**What is asked**
For the records below, say how many lines contain the string "measure". Give the number only.

**Saved entries**

####

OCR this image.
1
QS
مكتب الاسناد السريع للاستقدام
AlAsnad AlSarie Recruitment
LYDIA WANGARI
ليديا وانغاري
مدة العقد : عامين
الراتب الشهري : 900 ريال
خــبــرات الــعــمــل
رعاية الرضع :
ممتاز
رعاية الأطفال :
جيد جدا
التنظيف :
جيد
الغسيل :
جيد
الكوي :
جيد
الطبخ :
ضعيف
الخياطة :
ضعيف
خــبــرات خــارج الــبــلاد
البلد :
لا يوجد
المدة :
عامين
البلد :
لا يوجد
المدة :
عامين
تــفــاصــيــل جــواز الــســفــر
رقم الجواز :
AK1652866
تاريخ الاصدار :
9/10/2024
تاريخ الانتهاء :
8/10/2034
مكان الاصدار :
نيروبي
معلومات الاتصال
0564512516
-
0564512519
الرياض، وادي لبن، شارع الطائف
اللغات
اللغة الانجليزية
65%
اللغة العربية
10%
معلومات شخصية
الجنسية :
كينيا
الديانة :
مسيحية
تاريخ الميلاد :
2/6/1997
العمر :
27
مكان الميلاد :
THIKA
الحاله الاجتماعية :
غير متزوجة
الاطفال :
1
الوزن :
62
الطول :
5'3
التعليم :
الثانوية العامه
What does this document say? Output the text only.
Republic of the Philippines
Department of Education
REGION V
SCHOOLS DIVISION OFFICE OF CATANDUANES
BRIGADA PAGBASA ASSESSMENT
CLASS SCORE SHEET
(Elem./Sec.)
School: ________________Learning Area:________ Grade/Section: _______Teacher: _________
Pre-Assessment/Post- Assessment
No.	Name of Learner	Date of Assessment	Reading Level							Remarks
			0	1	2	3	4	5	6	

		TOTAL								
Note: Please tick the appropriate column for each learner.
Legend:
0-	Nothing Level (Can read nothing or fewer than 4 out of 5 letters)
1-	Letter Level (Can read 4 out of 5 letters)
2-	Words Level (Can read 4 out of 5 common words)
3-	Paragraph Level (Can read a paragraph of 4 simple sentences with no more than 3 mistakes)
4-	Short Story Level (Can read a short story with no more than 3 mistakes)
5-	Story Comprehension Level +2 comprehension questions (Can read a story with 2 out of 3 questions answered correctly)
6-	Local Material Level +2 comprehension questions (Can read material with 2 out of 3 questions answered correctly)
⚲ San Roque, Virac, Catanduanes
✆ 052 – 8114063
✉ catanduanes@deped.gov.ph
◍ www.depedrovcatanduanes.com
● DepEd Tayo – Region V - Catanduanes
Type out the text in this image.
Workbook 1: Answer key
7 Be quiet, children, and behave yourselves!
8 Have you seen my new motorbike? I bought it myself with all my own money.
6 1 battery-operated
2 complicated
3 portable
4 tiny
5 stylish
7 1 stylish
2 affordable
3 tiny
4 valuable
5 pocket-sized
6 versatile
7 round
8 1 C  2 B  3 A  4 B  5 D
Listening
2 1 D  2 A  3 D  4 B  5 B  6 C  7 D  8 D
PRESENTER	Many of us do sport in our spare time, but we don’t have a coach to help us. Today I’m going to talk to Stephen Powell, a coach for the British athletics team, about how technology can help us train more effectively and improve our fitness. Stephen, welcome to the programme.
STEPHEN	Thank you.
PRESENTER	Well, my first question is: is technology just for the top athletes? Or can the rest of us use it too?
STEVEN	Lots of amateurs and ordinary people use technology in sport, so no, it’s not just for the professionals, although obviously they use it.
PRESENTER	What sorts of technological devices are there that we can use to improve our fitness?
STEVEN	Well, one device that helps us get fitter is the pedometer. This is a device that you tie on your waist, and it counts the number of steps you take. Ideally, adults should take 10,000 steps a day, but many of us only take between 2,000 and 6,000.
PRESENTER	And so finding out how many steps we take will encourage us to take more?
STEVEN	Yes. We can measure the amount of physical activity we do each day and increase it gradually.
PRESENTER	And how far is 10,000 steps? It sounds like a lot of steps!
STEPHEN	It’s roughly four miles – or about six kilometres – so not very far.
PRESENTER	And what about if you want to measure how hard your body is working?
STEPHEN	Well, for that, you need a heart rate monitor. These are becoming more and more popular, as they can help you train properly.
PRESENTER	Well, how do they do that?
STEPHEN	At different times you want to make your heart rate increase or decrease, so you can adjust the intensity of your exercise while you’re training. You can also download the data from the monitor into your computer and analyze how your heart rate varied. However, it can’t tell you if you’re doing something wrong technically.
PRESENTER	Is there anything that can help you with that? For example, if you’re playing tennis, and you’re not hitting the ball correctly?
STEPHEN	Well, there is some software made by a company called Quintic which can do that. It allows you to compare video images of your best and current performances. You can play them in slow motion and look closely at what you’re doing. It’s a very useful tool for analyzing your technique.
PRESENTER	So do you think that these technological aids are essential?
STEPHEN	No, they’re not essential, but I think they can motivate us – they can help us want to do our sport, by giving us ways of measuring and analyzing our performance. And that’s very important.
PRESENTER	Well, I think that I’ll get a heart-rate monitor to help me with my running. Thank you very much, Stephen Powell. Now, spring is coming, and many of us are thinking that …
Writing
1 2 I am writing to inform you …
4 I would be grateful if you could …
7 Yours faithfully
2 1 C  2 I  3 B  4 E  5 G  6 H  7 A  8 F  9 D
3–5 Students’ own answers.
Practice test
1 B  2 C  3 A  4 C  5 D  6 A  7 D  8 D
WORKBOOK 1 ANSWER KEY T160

####

**Task output**
2